Шамиль Идиатуллин: «Мои герои начали ходить в масках раньше нас»

Лауреатом Национальной литературной премии «Большая книга» 2020 года стал бывший казанский, а ныне московский журналист и писатель Шамиль ИДИАТУЛЛИН, который задолго до пандемии коронавируса сумел предсказать наше будущее: все герои его романа ходят в масках. Мы расспросили его о том, было ли это пророчеством или случайным совпадением, и почему персонажи романа «Бывшая Ленина» обитают в городе, которого нет на карте нашей Родины, но при этом он имеет так много общего со столицей Татарстана.

– Шамиль, поздравляю Вас с третьим местом и премией в миллион рублей. Во время церемонии объявления лауреатов премии «Большая книга» 2020 года ведущая сказала про Вас: «Он предсказал, что все мы будем ходить в масках». Как такое возможно?

– Да, в романе «Бывшая Ленина», который был напечатан летом 2019 года, а написан еще раньше, все ходят в масках. Между прочим, Елена Шубина, главный издатель качественной отечественной прозы, которая переманила меня из питерского издательства «Азбука», где вышло большинство из восьми моих романов, прочитав рукопись, сказала: «Шамиль, я придумала Вам отличную обложку. Пускай на ней будут люди в масках, как у Вас в тексте». Я ответил, что это как-то не очень, по-моему, цепляет: весь Китай в масках ходит, подумаешь. Ведь китайцы еще до коронавируса закрывали лица из-за смога. В общем, книжка вышла под другой обложкой. Мои герои ходят в масках не потому, почему ходим в них мы, а из-за того, что в городе Чупове ужасно воняет от свалки, мусор на которую привозят со всей области. Но факт остается фактом, мои герои начали ходить в масках раньше нас.

– Тема свалки весьма актуальна для Казани. Город производит около 600 тысяч тонн мусора в год. Плюс к тому после введения в действие новой территориальной схемы по обращению с отходами его везут к нам из пригородных районов. Причем, судя по запаху, в том числе и органического происхождения. А экоактивисты уже не первый год воюют против строительства мусоросжигательного завода.

Цель задания: Перепечатайте без изменений фрагмент интервью между словами «Лауреатом Национальной литературной» и «Как такое возможно?», включая их самих.

Набор строк:
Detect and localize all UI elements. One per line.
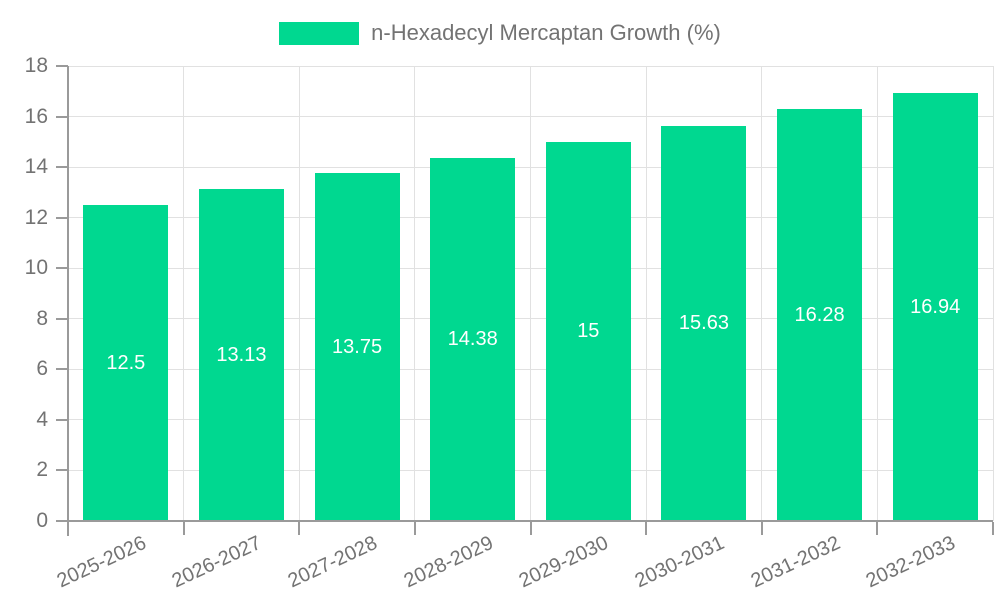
y-tick-mark [56,65,68,67]
bar-value-label: 16.28 [794,304,845,327]
x-tick-mark [529,522,532,535]
v-gridline [530,66,531,521]
bar-value-label: 13.75 [332,336,383,359]
bar[interactable]: 12.5 [83,205,169,521]
bar-value-label: 12.5 [106,352,146,375]
y-tick-mark [56,115,68,118]
y-tick-mark [56,317,68,320]
y-tick-label: 18 [24,54,48,77]
v-gridline [183,66,185,521]
y-tick-label: 14 [24,155,48,179]
bar[interactable]: 15.63 [661,125,747,521]
y-tick-mark [56,216,68,219]
x-axis-line [68,520,993,522]
bar[interactable]: 15 [545,141,631,521]
x-tick-mark [67,522,69,535]
bar-value-label: 16.94 [910,295,961,318]
y-tick-mark [56,368,68,371]
v-gridline [298,66,300,521]
v-gridline [876,66,878,521]
legend-swatch [279,21,360,45]
y-axis-line [67,66,69,536]
bar-value-label: 15.63 [678,312,729,335]
y-tick-label: 16 [24,104,48,128]
y-tick-label: 2 [36,458,48,482]
plot-area: 12.5 13.13 13.75 14.38 15 15.63 16.28 16.94 [68,65,994,521]
v-gridline [992,66,994,521]
v-gridline [645,66,647,521]
x-tick-mark [182,522,185,535]
v-gridline [414,66,416,521]
bar[interactable]: 14.38 [430,157,516,521]
y-tick-mark [56,520,68,522]
y-tick-label: 6 [36,357,48,381]
x-tick-mark [876,522,879,535]
x-tick-mark [645,522,648,535]
y-tick-mark [56,267,68,270]
y-tick-label: 0 [36,509,48,532]
y-tick-mark [56,469,68,472]
y-tick-mark [56,418,68,421]
bar-value-label: 15 [577,320,600,343]
x-tick-mark [992,522,994,535]
y-tick-mark [56,166,68,169]
y-tick-label: 8 [36,306,48,330]
bar-value-label: 13.13 [216,344,267,367]
bar[interactable]: 13.13 [198,189,284,521]
x-tick-mark [413,522,416,535]
bar[interactable]: 16.28 [777,109,863,521]
y-tick-label: 4 [36,407,48,431]
y-tick-label: 12 [24,205,48,229]
v-gridline [761,66,763,521]
bar-value-label: 14.38 [447,328,498,351]
x-tick-mark [760,522,763,535]
y-tick-label: 10 [24,256,48,280]
bar[interactable]: 13.75 [314,173,400,521]
legend[interactable]: n-Hexadecyl Mercaptan Growth (%) [0,20,1000,46]
legend-label: n-Hexadecyl Mercaptan Growth (%) [371,20,721,45]
bar[interactable]: 16.94 [892,92,978,521]
x-tick-mark [298,522,301,535]
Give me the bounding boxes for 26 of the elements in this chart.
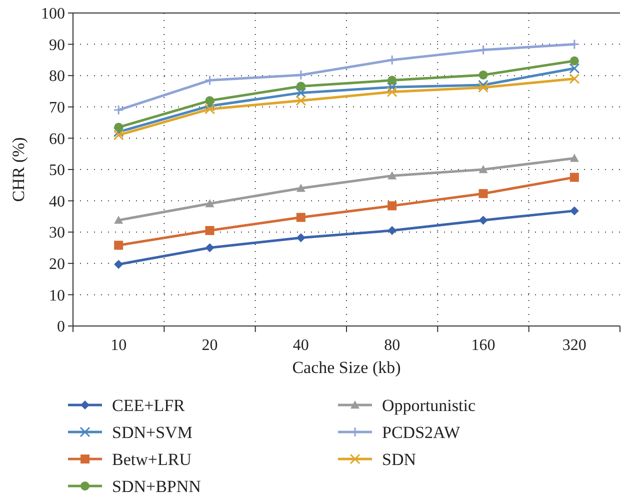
legend-label: Opportunistic [382, 396, 476, 415]
y-tick-label: 10 [49, 287, 65, 304]
y-tick-label: 80 [49, 68, 65, 86]
y-tick-label: 0 [57, 318, 65, 336]
x-axis-title: Cache Size (kb) [292, 358, 401, 377]
y-tick-label: 60 [49, 130, 65, 148]
x-tick-label: 20 [202, 337, 218, 354]
legend-label: SDN [382, 450, 416, 469]
legend-label: Betw+LRU [112, 450, 192, 469]
x-tick-label: 320 [562, 337, 586, 354]
legend-label: CEE+LFR [112, 396, 186, 415]
y-tick-label: 30 [49, 224, 65, 242]
y-tick-label: 100 [41, 6, 65, 23]
y-axis-title: CHR (%) [9, 137, 28, 202]
legend-label: SDN+SVM [112, 422, 192, 442]
y-tick-label: 70 [49, 100, 65, 116]
legend-label: SDN+BPNN [112, 476, 201, 496]
x-tick-label: 40 [292, 337, 309, 354]
y-tick-label: 20 [49, 256, 65, 273]
x-tick-label: 160 [471, 337, 496, 354]
y-tick-label: 50 [49, 162, 65, 180]
y-tick-label: 90 [49, 36, 65, 54]
x-tick-label: 80 [384, 337, 400, 354]
legend-label: PCDS2AW [382, 422, 461, 442]
y-tick-label: 40 [49, 193, 65, 210]
x-tick-label: 10 [110, 337, 127, 354]
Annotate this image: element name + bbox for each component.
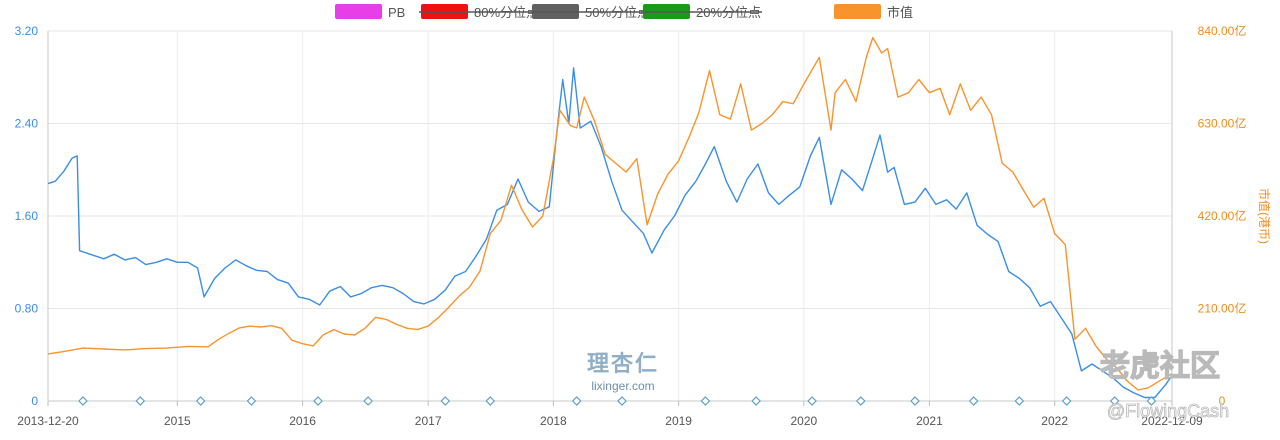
x-tick-label: 2020 xyxy=(791,414,818,428)
y-right-tick-label: 630.00亿 xyxy=(1198,116,1247,131)
legend-item[interactable]: 20%分位点 xyxy=(641,4,762,20)
diamond-marker xyxy=(313,396,323,406)
legend-swatch xyxy=(335,4,382,19)
legend-item[interactable]: 80%分位点 xyxy=(419,4,540,20)
legend-swatch xyxy=(834,4,881,19)
diamond-marker xyxy=(751,396,762,406)
diamond-marker xyxy=(485,396,496,406)
y-right-axis-label: 市值(港币) xyxy=(1257,188,1272,244)
x-tick-label: 2013-12-20 xyxy=(17,414,79,428)
chart-series xyxy=(47,36,1173,399)
series-line-pb xyxy=(47,67,1173,399)
diamond-marker xyxy=(246,396,257,406)
y-right-tick-label: 840.00亿 xyxy=(1198,23,1247,38)
legend-label: 市值 xyxy=(887,5,913,20)
series-line-market-cap xyxy=(47,36,1173,391)
x-tick-label: 2018 xyxy=(540,414,567,428)
diamond-marker xyxy=(363,396,373,406)
chart-legend[interactable]: PB 80%分位点 50%分位点 20%分位点 市值 xyxy=(335,4,913,20)
diamond-marker xyxy=(571,396,582,406)
diamond-marker xyxy=(135,396,146,406)
diamond-marker xyxy=(1014,396,1025,406)
diamond-marker xyxy=(1146,396,1157,406)
diamond-marker xyxy=(1061,396,1072,406)
y-right-tick-label: 210.00亿 xyxy=(1198,301,1247,316)
laohu-watermark-en: @FlowingCash xyxy=(1107,401,1229,421)
diamond-marker xyxy=(700,396,711,406)
x-tick-label: 2016 xyxy=(289,414,316,428)
y-left-tick-label: 3.20 xyxy=(15,24,39,38)
y-right-tick-label: 420.00亿 xyxy=(1198,208,1247,223)
diamond-marker xyxy=(910,396,920,406)
x-tick-label: 2022-12-09 xyxy=(1141,414,1203,428)
x-tick-label: 2017 xyxy=(415,414,442,428)
x-tick-label: 2019 xyxy=(665,414,692,428)
chart-diamond-markers xyxy=(78,396,1157,406)
legend-item[interactable]: 50%分位点 xyxy=(530,4,651,20)
diamond-marker xyxy=(807,396,817,406)
legend-item[interactable]: PB xyxy=(335,4,405,20)
y-left-tick-label: 0.80 xyxy=(15,302,39,316)
y-left-tick-label: 0 xyxy=(31,394,38,408)
diamond-marker xyxy=(617,396,627,406)
y-right-tick-label: 0 xyxy=(1219,394,1226,408)
lixinger-watermark-cn: 理杏仁 xyxy=(587,351,659,376)
laohu-watermark-cn: 老虎社区 xyxy=(1100,350,1220,383)
diamond-marker xyxy=(855,396,866,406)
diamond-marker xyxy=(440,396,451,406)
y-left-tick-label: 2.40 xyxy=(15,117,39,131)
chart-gridlines xyxy=(48,30,1172,402)
x-tick-label: 2015 xyxy=(164,414,191,428)
diamond-marker xyxy=(195,396,206,406)
chart-axes: 0 0 0.80 210.00亿 1.60 420.00亿 2.40 630.00亿 3.20 8… xyxy=(15,23,1272,428)
lixinger-watermark-en: lixinger.com xyxy=(591,379,654,393)
diamond-marker xyxy=(968,396,979,406)
legend-item[interactable]: 市值 xyxy=(834,4,913,20)
legend-label: PB xyxy=(388,5,405,20)
watermarks: 理杏仁 lixinger.com 老虎社区 @FlowingCash xyxy=(587,349,1230,421)
diamond-marker xyxy=(78,396,88,406)
y-left-tick-label: 1.60 xyxy=(15,209,39,223)
diamond-marker xyxy=(1109,396,1120,406)
x-tick-label: 2021 xyxy=(916,414,943,428)
x-tick-label: 2022 xyxy=(1041,414,1068,428)
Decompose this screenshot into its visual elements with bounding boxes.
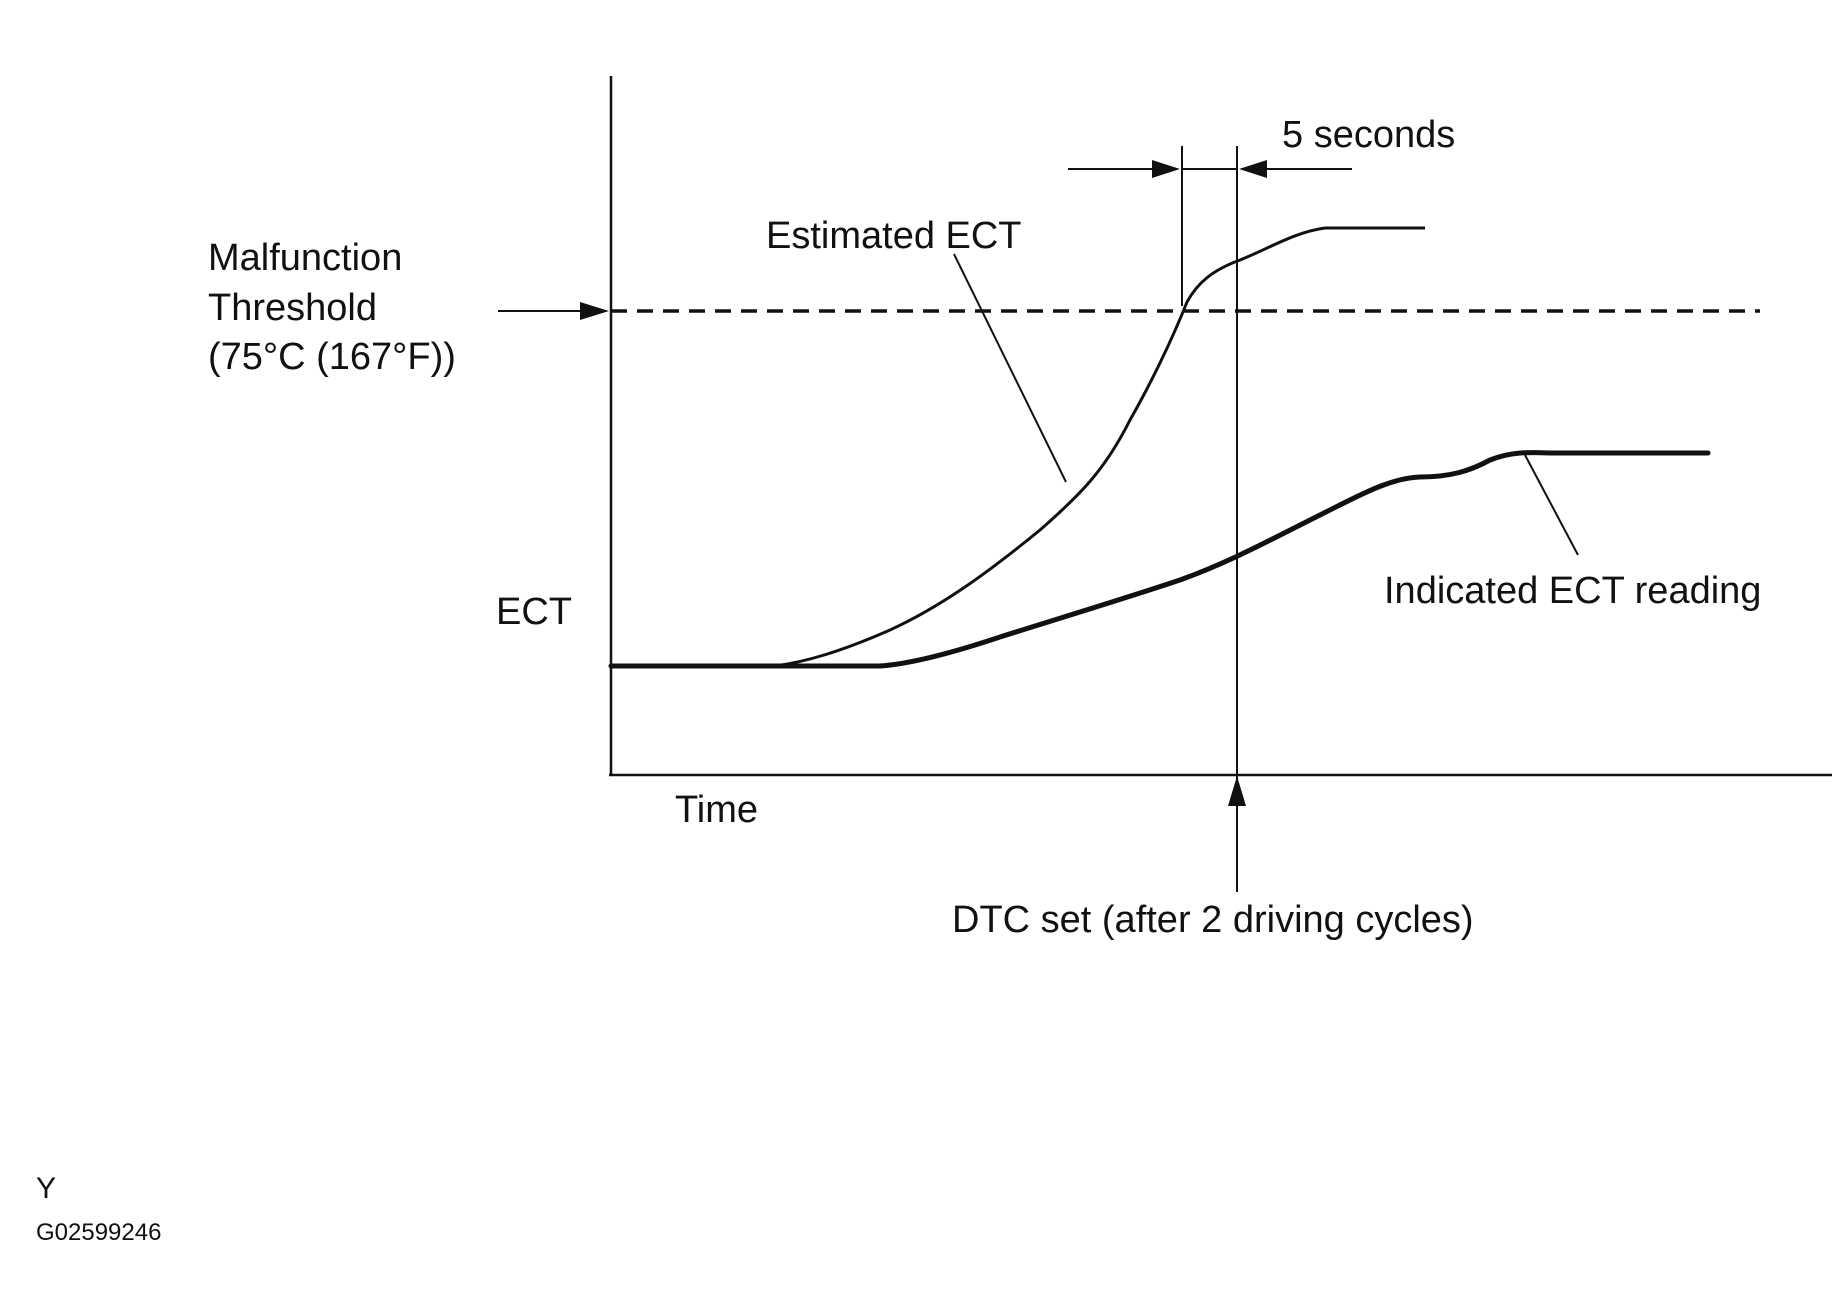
dtc-set-label: DTC set (after 2 driving cycles): [952, 899, 1474, 941]
indicated-ect-curve: [608, 450, 1711, 669]
dtc-arrowhead: [1228, 776, 1246, 806]
estimated-ect-leader-line: [953, 253, 1067, 483]
indicated-ect-label: Indicated ECT reading: [1384, 570, 1761, 612]
five-seconds-left-arrowhead: [1152, 160, 1180, 178]
malfunction-label-line1: Malfunction: [208, 237, 402, 279]
y-axis-label: ECT: [496, 591, 572, 633]
malfunction-label-line3: (75°C (167°F)): [208, 336, 456, 378]
x-axis-label: Time: [675, 789, 758, 831]
estimated-ect-curve: [611, 226, 1425, 668]
figure-id: G02599246: [36, 1219, 161, 1246]
estimated-ect-label: Estimated ECT: [766, 215, 1022, 257]
view-letter: Y: [36, 1172, 56, 1205]
threshold-arrowhead: [580, 302, 609, 320]
malfunction-label-line2: Threshold: [208, 287, 377, 329]
five-seconds-right-arrowhead: [1239, 160, 1267, 178]
indicated-ect-leader-line: [1524, 454, 1579, 556]
five-seconds-label: 5 seconds: [1282, 114, 1455, 156]
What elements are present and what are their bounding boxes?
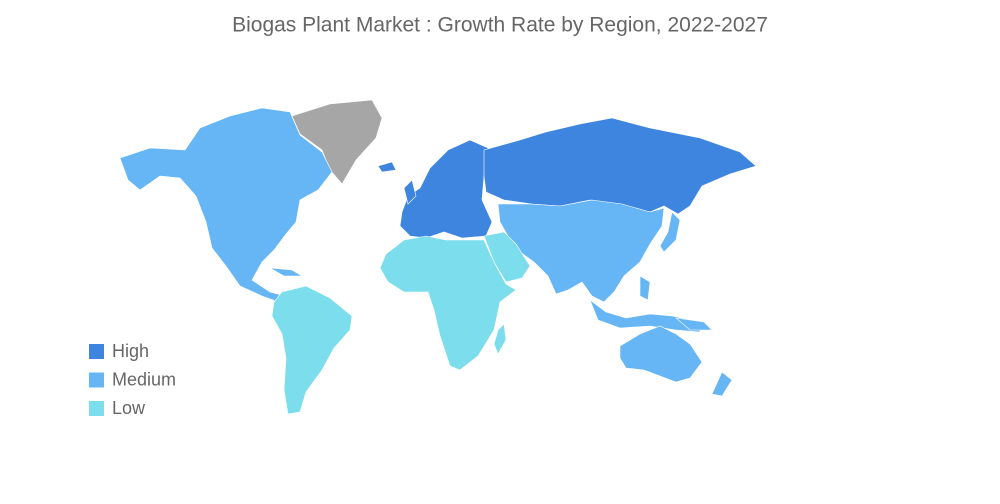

Итоговый результат:
Лауреатом Национальной литературной премии «Большая книга» 2020 года стал бывший казанский, а ныне московский журналист и писатель Шамиль ИДИАТУЛЛИН, который задолго до пандемии коронавируса сумел предсказать наше будущее: все герои его романа ходят в масках. Мы расспросили его о том, было ли это пророчеством или случайным совпадением, и почему персонажи романа «Бывшая Ленина» обитают в городе, которого нет на карте нашей Родины, но при этом он имеет так много общего со столицей Татарстана.

– Шамиль, поздравляю Вас с третьим местом и премией в миллион рублей. Во время церемонии объявления лауреатов премии «Большая книга» 2020 года ведущая сказала про Вас: «Он предсказал, что все мы будем ходить в масках». Как такое возможно?